◆ What the task requires: Across the data below, how many lines hold "patienter"? Answer with that number and nothing else.

━━━ Given entries ━━━

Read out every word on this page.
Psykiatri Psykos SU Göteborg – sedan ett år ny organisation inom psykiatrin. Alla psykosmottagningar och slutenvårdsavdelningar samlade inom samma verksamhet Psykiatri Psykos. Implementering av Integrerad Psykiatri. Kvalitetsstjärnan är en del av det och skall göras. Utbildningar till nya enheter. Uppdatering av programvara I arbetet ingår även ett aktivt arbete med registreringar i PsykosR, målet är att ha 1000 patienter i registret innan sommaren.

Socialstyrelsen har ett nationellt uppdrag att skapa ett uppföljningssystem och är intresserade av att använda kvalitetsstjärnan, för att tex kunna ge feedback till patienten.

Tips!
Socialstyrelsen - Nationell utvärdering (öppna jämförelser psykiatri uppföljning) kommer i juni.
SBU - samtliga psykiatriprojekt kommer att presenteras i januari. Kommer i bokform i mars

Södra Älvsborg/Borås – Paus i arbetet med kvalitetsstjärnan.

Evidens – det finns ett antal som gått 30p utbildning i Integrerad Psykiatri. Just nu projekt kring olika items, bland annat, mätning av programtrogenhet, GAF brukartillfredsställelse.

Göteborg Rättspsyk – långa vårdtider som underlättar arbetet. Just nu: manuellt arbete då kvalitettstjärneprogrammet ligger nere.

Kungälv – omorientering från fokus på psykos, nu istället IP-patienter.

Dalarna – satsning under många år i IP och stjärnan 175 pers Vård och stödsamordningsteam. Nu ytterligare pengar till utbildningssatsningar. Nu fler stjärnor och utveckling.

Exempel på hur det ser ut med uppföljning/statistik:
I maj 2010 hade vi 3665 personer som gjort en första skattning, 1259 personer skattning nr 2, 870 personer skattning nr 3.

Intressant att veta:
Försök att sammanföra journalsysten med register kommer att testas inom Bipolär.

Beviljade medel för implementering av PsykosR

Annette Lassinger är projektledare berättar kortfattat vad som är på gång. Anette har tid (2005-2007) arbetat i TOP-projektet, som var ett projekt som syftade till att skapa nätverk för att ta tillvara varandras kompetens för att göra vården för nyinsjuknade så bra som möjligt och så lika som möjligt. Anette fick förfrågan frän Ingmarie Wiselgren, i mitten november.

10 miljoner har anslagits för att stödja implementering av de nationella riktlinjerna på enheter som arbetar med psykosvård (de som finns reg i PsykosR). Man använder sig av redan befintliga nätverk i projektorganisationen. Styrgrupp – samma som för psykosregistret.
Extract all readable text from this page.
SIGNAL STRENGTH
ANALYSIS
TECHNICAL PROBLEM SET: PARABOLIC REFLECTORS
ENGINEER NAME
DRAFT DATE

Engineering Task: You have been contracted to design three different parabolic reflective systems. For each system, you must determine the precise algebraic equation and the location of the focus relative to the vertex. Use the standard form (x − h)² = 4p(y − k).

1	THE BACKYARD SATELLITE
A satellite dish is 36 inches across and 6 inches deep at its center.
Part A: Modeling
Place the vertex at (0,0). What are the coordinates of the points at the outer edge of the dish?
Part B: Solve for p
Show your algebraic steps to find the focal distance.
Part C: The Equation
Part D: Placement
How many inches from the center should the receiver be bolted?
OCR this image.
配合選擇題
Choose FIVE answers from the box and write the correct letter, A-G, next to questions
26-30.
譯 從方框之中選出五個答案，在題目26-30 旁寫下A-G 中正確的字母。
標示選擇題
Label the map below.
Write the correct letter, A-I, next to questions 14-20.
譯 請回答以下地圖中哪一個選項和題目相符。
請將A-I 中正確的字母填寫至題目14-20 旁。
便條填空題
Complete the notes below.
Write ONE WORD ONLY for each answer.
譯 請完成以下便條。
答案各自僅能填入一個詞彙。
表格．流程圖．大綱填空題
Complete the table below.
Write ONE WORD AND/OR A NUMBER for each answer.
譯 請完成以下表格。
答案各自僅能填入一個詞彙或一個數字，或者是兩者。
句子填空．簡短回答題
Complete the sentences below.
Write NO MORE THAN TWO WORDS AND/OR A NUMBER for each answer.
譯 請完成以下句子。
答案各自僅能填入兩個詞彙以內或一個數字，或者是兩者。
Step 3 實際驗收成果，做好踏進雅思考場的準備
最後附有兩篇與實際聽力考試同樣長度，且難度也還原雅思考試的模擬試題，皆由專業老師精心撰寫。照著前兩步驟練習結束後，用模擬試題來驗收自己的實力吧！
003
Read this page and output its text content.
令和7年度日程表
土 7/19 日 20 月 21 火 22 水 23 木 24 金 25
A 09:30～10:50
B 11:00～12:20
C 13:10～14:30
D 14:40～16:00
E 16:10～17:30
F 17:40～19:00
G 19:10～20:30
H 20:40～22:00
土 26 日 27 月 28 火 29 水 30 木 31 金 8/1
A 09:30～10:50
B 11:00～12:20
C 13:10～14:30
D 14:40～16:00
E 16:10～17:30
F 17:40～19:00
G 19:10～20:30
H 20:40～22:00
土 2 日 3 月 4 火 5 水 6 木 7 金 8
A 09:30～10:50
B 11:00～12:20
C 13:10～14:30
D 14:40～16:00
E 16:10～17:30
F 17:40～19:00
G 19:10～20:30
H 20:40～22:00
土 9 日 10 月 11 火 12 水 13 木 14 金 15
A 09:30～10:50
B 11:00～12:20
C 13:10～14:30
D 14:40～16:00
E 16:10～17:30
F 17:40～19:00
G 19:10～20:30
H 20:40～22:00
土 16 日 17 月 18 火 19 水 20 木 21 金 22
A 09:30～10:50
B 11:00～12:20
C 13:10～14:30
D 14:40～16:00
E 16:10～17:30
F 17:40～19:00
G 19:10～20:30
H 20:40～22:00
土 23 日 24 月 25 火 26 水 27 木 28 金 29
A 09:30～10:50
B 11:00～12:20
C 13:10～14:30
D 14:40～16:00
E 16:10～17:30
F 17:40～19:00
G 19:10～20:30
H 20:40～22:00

━━━

◆ Result of this exercise: 2